> [WHAT TO PRODUCE]
Reproduce every one of the rows below word for word, without changing any character, number, or bracket.
○ ○ ○ ○ ○
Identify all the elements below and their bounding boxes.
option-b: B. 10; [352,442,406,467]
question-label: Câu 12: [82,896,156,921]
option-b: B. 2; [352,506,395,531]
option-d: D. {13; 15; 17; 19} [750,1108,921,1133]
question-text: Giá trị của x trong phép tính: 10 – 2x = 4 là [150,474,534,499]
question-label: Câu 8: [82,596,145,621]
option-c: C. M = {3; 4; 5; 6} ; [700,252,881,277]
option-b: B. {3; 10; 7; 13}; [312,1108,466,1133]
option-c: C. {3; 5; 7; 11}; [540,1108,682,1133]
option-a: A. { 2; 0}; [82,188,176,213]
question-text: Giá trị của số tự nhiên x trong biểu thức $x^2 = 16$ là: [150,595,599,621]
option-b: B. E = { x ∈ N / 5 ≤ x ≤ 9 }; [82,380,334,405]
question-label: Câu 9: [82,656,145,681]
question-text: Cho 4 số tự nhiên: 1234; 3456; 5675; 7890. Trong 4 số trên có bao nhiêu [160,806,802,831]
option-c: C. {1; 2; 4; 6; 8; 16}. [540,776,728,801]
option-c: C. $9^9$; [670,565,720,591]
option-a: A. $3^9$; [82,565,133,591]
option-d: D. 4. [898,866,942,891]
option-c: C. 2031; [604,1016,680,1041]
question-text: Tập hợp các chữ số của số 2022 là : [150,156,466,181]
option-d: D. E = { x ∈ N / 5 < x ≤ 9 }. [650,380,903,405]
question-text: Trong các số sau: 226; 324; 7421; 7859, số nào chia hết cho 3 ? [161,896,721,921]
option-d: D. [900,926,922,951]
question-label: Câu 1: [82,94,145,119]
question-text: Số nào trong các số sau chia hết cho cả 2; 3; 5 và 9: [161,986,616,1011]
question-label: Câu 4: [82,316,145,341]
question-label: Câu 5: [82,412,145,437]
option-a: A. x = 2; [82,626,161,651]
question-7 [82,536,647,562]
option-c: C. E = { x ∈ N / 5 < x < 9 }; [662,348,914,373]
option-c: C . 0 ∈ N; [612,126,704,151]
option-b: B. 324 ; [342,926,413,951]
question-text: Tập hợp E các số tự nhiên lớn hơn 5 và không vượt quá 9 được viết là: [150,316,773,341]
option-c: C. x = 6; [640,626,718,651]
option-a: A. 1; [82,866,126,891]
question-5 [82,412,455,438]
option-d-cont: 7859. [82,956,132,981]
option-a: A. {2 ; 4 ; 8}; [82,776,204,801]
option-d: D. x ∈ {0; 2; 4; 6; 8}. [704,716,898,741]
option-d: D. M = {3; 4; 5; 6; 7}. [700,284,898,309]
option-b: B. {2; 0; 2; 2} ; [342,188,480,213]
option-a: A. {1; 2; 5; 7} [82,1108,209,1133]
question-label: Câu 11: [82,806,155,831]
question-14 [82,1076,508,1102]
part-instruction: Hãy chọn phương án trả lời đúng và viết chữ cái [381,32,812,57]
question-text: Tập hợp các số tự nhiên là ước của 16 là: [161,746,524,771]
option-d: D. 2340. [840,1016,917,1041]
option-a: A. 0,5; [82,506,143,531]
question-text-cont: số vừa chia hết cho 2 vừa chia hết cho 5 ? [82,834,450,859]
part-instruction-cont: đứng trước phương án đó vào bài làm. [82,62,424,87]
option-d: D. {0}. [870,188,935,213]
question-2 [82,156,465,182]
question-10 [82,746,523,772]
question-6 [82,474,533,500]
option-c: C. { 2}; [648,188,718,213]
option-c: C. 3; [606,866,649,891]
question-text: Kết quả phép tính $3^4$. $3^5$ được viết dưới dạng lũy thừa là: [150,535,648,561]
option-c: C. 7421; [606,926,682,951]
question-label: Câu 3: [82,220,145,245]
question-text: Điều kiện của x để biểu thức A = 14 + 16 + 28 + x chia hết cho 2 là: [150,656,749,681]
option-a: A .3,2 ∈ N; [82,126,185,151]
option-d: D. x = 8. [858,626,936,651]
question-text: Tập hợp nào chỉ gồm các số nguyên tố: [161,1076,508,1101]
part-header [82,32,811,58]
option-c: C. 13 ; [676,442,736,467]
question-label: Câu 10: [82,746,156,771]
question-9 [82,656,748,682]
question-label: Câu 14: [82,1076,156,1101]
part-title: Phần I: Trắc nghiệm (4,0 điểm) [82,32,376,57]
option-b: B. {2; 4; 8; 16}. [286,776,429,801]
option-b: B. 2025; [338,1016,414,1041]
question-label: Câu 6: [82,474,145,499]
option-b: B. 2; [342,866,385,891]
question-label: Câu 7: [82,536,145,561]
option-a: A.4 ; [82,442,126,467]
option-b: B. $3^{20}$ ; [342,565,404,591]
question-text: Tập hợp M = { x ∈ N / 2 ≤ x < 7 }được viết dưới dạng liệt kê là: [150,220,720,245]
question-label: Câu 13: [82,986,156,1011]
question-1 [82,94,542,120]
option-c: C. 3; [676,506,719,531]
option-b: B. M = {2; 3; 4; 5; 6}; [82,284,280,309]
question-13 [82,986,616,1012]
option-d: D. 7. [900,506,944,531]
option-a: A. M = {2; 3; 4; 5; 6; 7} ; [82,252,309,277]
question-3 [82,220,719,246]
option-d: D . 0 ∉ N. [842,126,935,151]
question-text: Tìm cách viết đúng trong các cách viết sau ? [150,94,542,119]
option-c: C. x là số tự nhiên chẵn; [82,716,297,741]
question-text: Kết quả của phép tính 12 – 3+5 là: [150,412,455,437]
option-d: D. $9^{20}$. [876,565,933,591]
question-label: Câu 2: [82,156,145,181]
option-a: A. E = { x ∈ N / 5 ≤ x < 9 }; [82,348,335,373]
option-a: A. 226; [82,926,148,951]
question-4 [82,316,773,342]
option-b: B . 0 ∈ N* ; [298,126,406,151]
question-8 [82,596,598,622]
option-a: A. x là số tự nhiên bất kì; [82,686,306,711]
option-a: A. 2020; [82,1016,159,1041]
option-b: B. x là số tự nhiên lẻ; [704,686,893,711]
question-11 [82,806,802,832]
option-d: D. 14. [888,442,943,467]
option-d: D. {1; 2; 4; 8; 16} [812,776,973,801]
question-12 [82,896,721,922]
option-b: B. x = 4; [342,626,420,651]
○ ○ ○ ○ ○
> [THE RESULT]
Identify all the elements below and their bounding boxes.
option-b: B. 10; [352,442,406,467]
question-label: Câu 12: [82,896,156,921]
option-b: B. 2; [352,506,395,531]
option-d: D. {13; 15; 17; 19} [750,1108,921,1133]
question-text: Giá trị của x trong phép tính: 10 – 2x = 4 là [150,474,534,499]
question-label: Câu 8: [82,596,145,621]
option-c: C. M = {3; 4; 5; 6} ; [700,252,881,277]
option-b: B. {3; 10; 7; 13}; [312,1108,466,1133]
option-c: C. {3; 5; 7; 11}; [540,1108,682,1133]
option-a: A. { 2; 0}; [82,188,176,213]
question-text: Giá trị của số tự nhiên x trong biểu thức $x^2 = 16$ là: [150,595,599,621]
option-b: B. E = { x ∈ N / 5 ≤ x ≤ 9 }; [82,380,334,405]
question-label: Câu 9: [82,656,145,681]
question-text: Cho 4 số tự nhiên: 1234; 3456; 5675; 7890. Trong 4 số trên có bao nhiêu [160,806,802,831]
option-c: C. {1; 2; 4; 6; 8; 16}. [540,776,728,801]
option-c: C. $9^9$; [670,565,720,591]
option-a: A. $3^9$; [82,565,133,591]
option-d: D. 4. [898,866,942,891]
option-c: C. 2031; [604,1016,680,1041]
question-text: Tập hợp các chữ số của số 2022 là : [150,156,466,181]
option-d: D. E = { x ∈ N / 5 < x ≤ 9 }. [650,380,903,405]
question-text: Trong các số sau: 226; 324; 7421; 7859, số nào chia hết cho 3 ? [161,896,721,921]
option-d: D. [900,926,922,951]
question-label: Câu 1: [82,94,145,119]
question-text: Số nào trong các số sau chia hết cho cả 2; 3; 5 và 9: [161,986,616,1011]
question-label: Câu 4: [82,316,145,341]
question-label: Câu 5: [82,412,145,437]
option-a: A. x = 2; [82,626,161,651]
question-7 [82,536,647,562]
option-c: C. E = { x ∈ N / 5 < x < 9 }; [662,348,914,373]
option-c: C . 0 ∈ N; [612,126,704,151]
option-b: B. 324 ; [342,926,413,951]
question-text: Tập hợp E các số tự nhiên lớn hơn 5 và không vượt quá 9 được viết là: [150,316,773,341]
option-c: C. x = 6; [640,626,718,651]
option-a: A. 1; [82,866,126,891]
question-5 [82,412,455,438]
option-d-cont: 7859. [82,956,132,981]
option-a: A. {2 ; 4 ; 8}; [82,776,204,801]
option-d: D. x ∈ {0; 2; 4; 6; 8}. [704,716,898,741]
option-d: D. M = {3; 4; 5; 6; 7}. [700,284,898,309]
option-b: B. {2; 0; 2; 2} ; [342,188,480,213]
option-a: A. {1; 2; 5; 7} [82,1108,209,1133]
question-label: Câu 11: [82,806,155,831]
question-14 [82,1076,508,1102]
part-instruction: Hãy chọn phương án trả lời đúng và viết chữ cái [381,32,812,57]
question-text: Tập hợp các số tự nhiên là ước của 16 là: [161,746,524,771]
option-d: D. 2340. [840,1016,917,1041]
option-a: A. 0,5; [82,506,143,531]
question-text-cont: số vừa chia hết cho 2 vừa chia hết cho 5 ? [82,834,450,859]
part-instruction-cont: đứng trước phương án đó vào bài làm. [82,62,424,87]
option-d: D. {0}. [870,188,935,213]
question-2 [82,156,465,182]
question-10 [82,746,523,772]
question-6 [82,474,533,500]
option-c: C. { 2}; [648,188,718,213]
option-c: C. 3; [606,866,649,891]
question-text: Kết quả phép tính $3^4$. $3^5$ được viết dưới dạng lũy thừa là: [150,535,648,561]
option-c: C. 7421; [606,926,682,951]
question-label: Câu 3: [82,220,145,245]
question-text: Điều kiện của x để biểu thức A = 14 + 16 + 28 + x chia hết cho 2 là: [150,656,749,681]
option-a: A .3,2 ∈ N; [82,126,185,151]
option-d: D. x = 8. [858,626,936,651]
question-text: Tập hợp nào chỉ gồm các số nguyên tố: [161,1076,508,1101]
part-header [82,32,811,58]
option-c: C. 13 ; [676,442,736,467]
question-label: Câu 10: [82,746,156,771]
question-9 [82,656,748,682]
question-label: Câu 14: [82,1076,156,1101]
part-title: Phần I: Trắc nghiệm (4,0 điểm) [82,32,376,57]
option-b: B. {2; 4; 8; 16}. [286,776,429,801]
option-b: B. 2025; [338,1016,414,1041]
question-label: Câu 6: [82,474,145,499]
option-b: B. 2; [342,866,385,891]
question-label: Câu 7: [82,536,145,561]
option-a: A.4 ; [82,442,126,467]
option-b: B. $3^{20}$ ; [342,565,404,591]
question-text: Tập hợp M = { x ∈ N / 2 ≤ x < 7 }được viết dưới dạng liệt kê là: [150,220,720,245]
question-label: Câu 13: [82,986,156,1011]
question-1 [82,94,542,120]
option-c: C. 3; [676,506,719,531]
option-b: B. M = {2; 3; 4; 5; 6}; [82,284,280,309]
question-13 [82,986,616,1012]
option-d: D. 7. [900,506,944,531]
option-a: A. M = {2; 3; 4; 5; 6; 7} ; [82,252,309,277]
question-3 [82,220,719,246]
option-d: D . 0 ∉ N. [842,126,935,151]
question-text: Tìm cách viết đúng trong các cách viết sau ? [150,94,542,119]
option-c: C. x là số tự nhiên chẵn; [82,716,297,741]
question-text: Kết quả của phép tính 12 – 3+5 là: [150,412,455,437]
option-d: D. $9^{20}$. [876,565,933,591]
question-label: Câu 2: [82,156,145,181]
option-a: A. E = { x ∈ N / 5 ≤ x < 9 }; [82,348,335,373]
option-a: A. 226; [82,926,148,951]
question-4 [82,316,773,342]
option-b: B . 0 ∈ N* ; [298,126,406,151]
question-8 [82,596,598,622]
option-a: A. x là số tự nhiên bất kì; [82,686,306,711]
option-a: A. 2020; [82,1016,159,1041]
option-b: B. x là số tự nhiên lẻ; [704,686,893,711]
question-11 [82,806,802,832]
option-d: D. 14. [888,442,943,467]
option-d: D. {1; 2; 4; 8; 16} [812,776,973,801]
question-12 [82,896,721,922]
option-b: B. x = 4; [342,626,420,651]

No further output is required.